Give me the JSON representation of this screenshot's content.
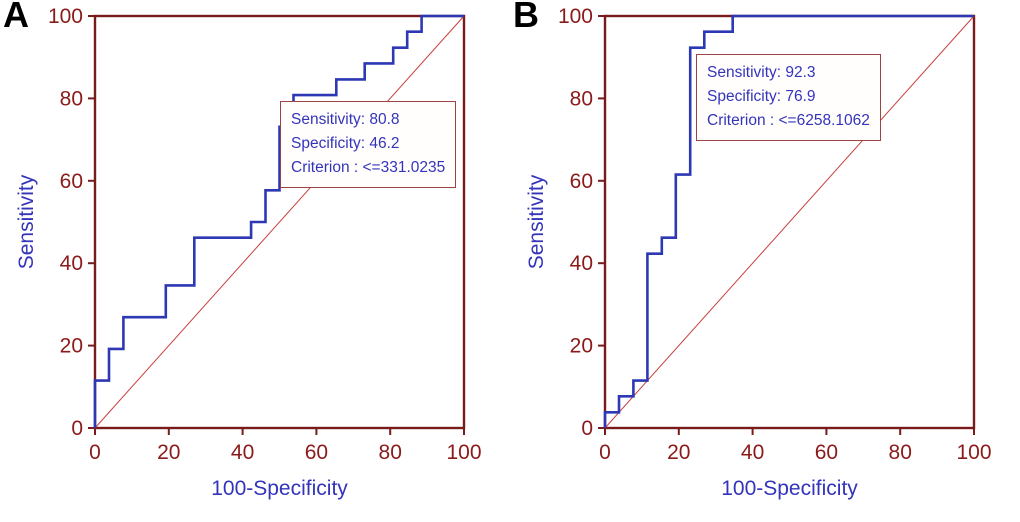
{
  "figure": {
    "background": "#ffffff"
  },
  "colors": {
    "curve": "#2d38b5",
    "diagonal": "#c84040",
    "frame": "#7a1b1b",
    "tick_label": "#8b1a1a",
    "axis_title": "#3434bb",
    "annotation_border": "#9c4343",
    "annotation_text": "#3434bb",
    "panel_label": "#000000"
  },
  "chart_data": [
    {
      "type": "line",
      "panel_label": "A",
      "title": "",
      "xlabel": "100-Specificity",
      "ylabel": "Sensitivity",
      "xlim": [
        0,
        100
      ],
      "ylim": [
        0,
        100
      ],
      "xticks": [
        0,
        20,
        40,
        60,
        80,
        100
      ],
      "yticks": [
        0,
        20,
        40,
        60,
        80,
        100
      ],
      "grid": false,
      "legend": "none",
      "series": [
        {
          "name": "ROC curve",
          "style": "step",
          "points": [
            [
              0,
              0
            ],
            [
              0,
              11.5
            ],
            [
              3.8,
              11.5
            ],
            [
              3.8,
              19.2
            ],
            [
              7.7,
              19.2
            ],
            [
              7.7,
              26.9
            ],
            [
              19.2,
              26.9
            ],
            [
              19.2,
              34.6
            ],
            [
              26.9,
              34.6
            ],
            [
              26.9,
              46.2
            ],
            [
              42.3,
              46.2
            ],
            [
              42.3,
              50
            ],
            [
              46.2,
              50
            ],
            [
              46.2,
              57.7
            ],
            [
              50,
              57.7
            ],
            [
              50,
              73.1
            ],
            [
              53.8,
              73.1
            ],
            [
              53.8,
              80.8
            ],
            [
              65.4,
              80.8
            ],
            [
              65.4,
              84.6
            ],
            [
              73.1,
              84.6
            ],
            [
              73.1,
              88.5
            ],
            [
              80.8,
              88.5
            ],
            [
              80.8,
              92.3
            ],
            [
              84.6,
              92.3
            ],
            [
              84.6,
              96.2
            ],
            [
              88.5,
              96.2
            ],
            [
              88.5,
              100
            ],
            [
              100,
              100
            ]
          ]
        },
        {
          "name": "Reference diagonal",
          "style": "straight",
          "points": [
            [
              0,
              0
            ],
            [
              100,
              100
            ]
          ]
        }
      ],
      "annotation": {
        "sensitivity": 80.8,
        "specificity": 46.2,
        "criterion": "<=331.0235",
        "lines": [
          "Sensitivity: 80.8",
          "Specificity: 46.2",
          "Criterion : <=331.0235"
        ]
      }
    },
    {
      "type": "line",
      "panel_label": "B",
      "title": "",
      "xlabel": "100-Specificity",
      "ylabel": "Sensitivity",
      "xlim": [
        0,
        100
      ],
      "ylim": [
        0,
        100
      ],
      "xticks": [
        0,
        20,
        40,
        60,
        80,
        100
      ],
      "yticks": [
        0,
        20,
        40,
        60,
        80,
        100
      ],
      "grid": false,
      "legend": "none",
      "series": [
        {
          "name": "ROC curve",
          "style": "step",
          "points": [
            [
              0,
              0
            ],
            [
              0,
              3.8
            ],
            [
              3.8,
              3.8
            ],
            [
              3.8,
              7.7
            ],
            [
              7.7,
              7.7
            ],
            [
              7.7,
              11.5
            ],
            [
              11.5,
              11.5
            ],
            [
              11.5,
              42.3
            ],
            [
              15.4,
              42.3
            ],
            [
              15.4,
              46.2
            ],
            [
              19.2,
              46.2
            ],
            [
              19.2,
              61.5
            ],
            [
              23.1,
              61.5
            ],
            [
              23.1,
              92.3
            ],
            [
              26.9,
              92.3
            ],
            [
              26.9,
              96.2
            ],
            [
              34.6,
              96.2
            ],
            [
              34.6,
              100
            ],
            [
              100,
              100
            ]
          ]
        },
        {
          "name": "Reference diagonal",
          "style": "straight",
          "points": [
            [
              0,
              0
            ],
            [
              100,
              100
            ]
          ]
        }
      ],
      "annotation": {
        "sensitivity": 92.3,
        "specificity": 76.9,
        "criterion": "<=6258.1062",
        "lines": [
          "Sensitivity: 92.3",
          "Specificity: 76.9",
          "Criterion : <=6258.1062"
        ]
      }
    }
  ]
}
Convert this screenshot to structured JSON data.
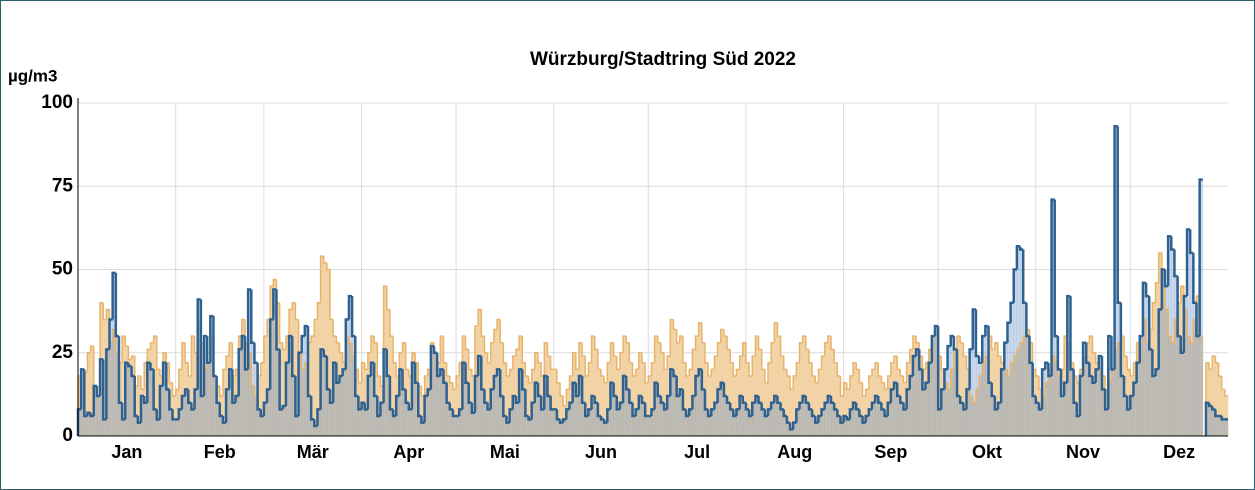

··········

DIRECTIONS :: Pictures stay out; repeat all the rest of the records exactly.

WRITTEN SOLUTION ::
Give me the JSON representation of this screenshot's content.
{
  "figure": {
    "background": "#ffffff"
  },
  "colors": {
    "curve": "#2d38b5",
    "diagonal": "#c84040",
    "frame": "#7a1b1b",
    "tick_label": "#8b1a1a",
    "axis_title": "#3434bb",
    "annotation_border": "#9c4343",
    "annotation_text": "#3434bb",
    "panel_label": "#000000"
  },
  "chart_data": [
    {
      "type": "line",
      "panel_label": "A",
      "title": "",
      "xlabel": "100-Specificity",
      "ylabel": "Sensitivity",
      "xlim": [
        0,
        100
      ],
      "ylim": [
        0,
        100
      ],
      "xticks": [
        0,
        20,
        40,
        60,
        80,
        100
      ],
      "yticks": [
        0,
        20,
        40,
        60,
        80,
        100
      ],
      "grid": false,
      "legend": "none",
      "series": [
        {
          "name": "ROC curve",
          "style": "step",
          "points": [
            [
              0,
              0
            ],
            [
              0,
              11.5
            ],
            [
              3.8,
              11.5
            ],
            [
              3.8,
              19.2
            ],
            [
              7.7,
              19.2
            ],
            [
              7.7,
              26.9
            ],
            [
              19.2,
              26.9
            ],
            [
              19.2,
              34.6
            ],
            [
              26.9,
              34.6
            ],
            [
              26.9,
              46.2
            ],
            [
              42.3,
              46.2
            ],
            [
              42.3,
              50
            ],
            [
              46.2,
              50
            ],
            [
              46.2,
              57.7
            ],
            [
              50,
              57.7
            ],
            [
              50,
              73.1
            ],
            [
              53.8,
              73.1
            ],
            [
              53.8,
              80.8
            ],
            [
              65.4,
              80.8
            ],
            [
              65.4,
              84.6
            ],
            [
              73.1,
              84.6
            ],
            [
              73.1,
              88.5
            ],
            [
              80.8,
              88.5
            ],
            [
              80.8,
              92.3
            ],
            [
              84.6,
              92.3
            ],
            [
              84.6,
              96.2
            ],
            [
              88.5,
              96.2
            ],
            [
              88.5,
              100
            ],
            [
              100,
              100
            ]
          ]
        },
        {
          "name": "Reference diagonal",
          "style": "straight",
          "points": [
            [
              0,
              0
            ],
            [
              100,
              100
            ]
          ]
        }
      ],
      "annotation": {
        "sensitivity": 80.8,
        "specificity": 46.2,
        "criterion": "<=331.0235",
        "lines": [
          "Sensitivity: 80.8",
          "Specificity: 46.2",
          "Criterion : <=331.0235"
        ]
      }
    },
    {
      "type": "line",
      "panel_label": "B",
      "title": "",
      "xlabel": "100-Specificity",
      "ylabel": "Sensitivity",
      "xlim": [
        0,
        100
      ],
      "ylim": [
        0,
        100
      ],
      "xticks": [
        0,
        20,
        40,
        60,
        80,
        100
      ],
      "yticks": [
        0,
        20,
        40,
        60,
        80,
        100
      ],
      "grid": false,
      "legend": "none",
      "series": [
        {
          "name": "ROC curve",
          "style": "step",
          "points": [
            [
              0,
              0
            ],
            [
              0,
              3.8
            ],
            [
              3.8,
              3.8
            ],
            [
              3.8,
              7.7
            ],
            [
              7.7,
              7.7
            ],
            [
              7.7,
              11.5
            ],
            [
              11.5,
              11.5
            ],
            [
              11.5,
              42.3
            ],
            [
              15.4,
              42.3
            ],
            [
              15.4,
              46.2
            ],
            [
              19.2,
              46.2
            ],
            [
              19.2,
              61.5
            ],
            [
              23.1,
              61.5
            ],
            [
              23.1,
              92.3
            ],
            [
              26.9,
              92.3
            ],
            [
              26.9,
              96.2
            ],
            [
              34.6,
              96.2
            ],
            [
              34.6,
              100
            ],
            [
              100,
              100
            ]
          ]
        },
        {
          "name": "Reference diagonal",
          "style": "straight",
          "points": [
            [
              0,
              0
            ],
            [
              100,
              100
            ]
          ]
        }
      ],
      "annotation": {
        "sensitivity": 92.3,
        "specificity": 76.9,
        "criterion": "<=6258.1062",
        "lines": [
          "Sensitivity: 92.3",
          "Specificity: 76.9",
          "Criterion : <=6258.1062"
        ]
      }
    }
  ]
}
Convert this screenshot to structured JSON data.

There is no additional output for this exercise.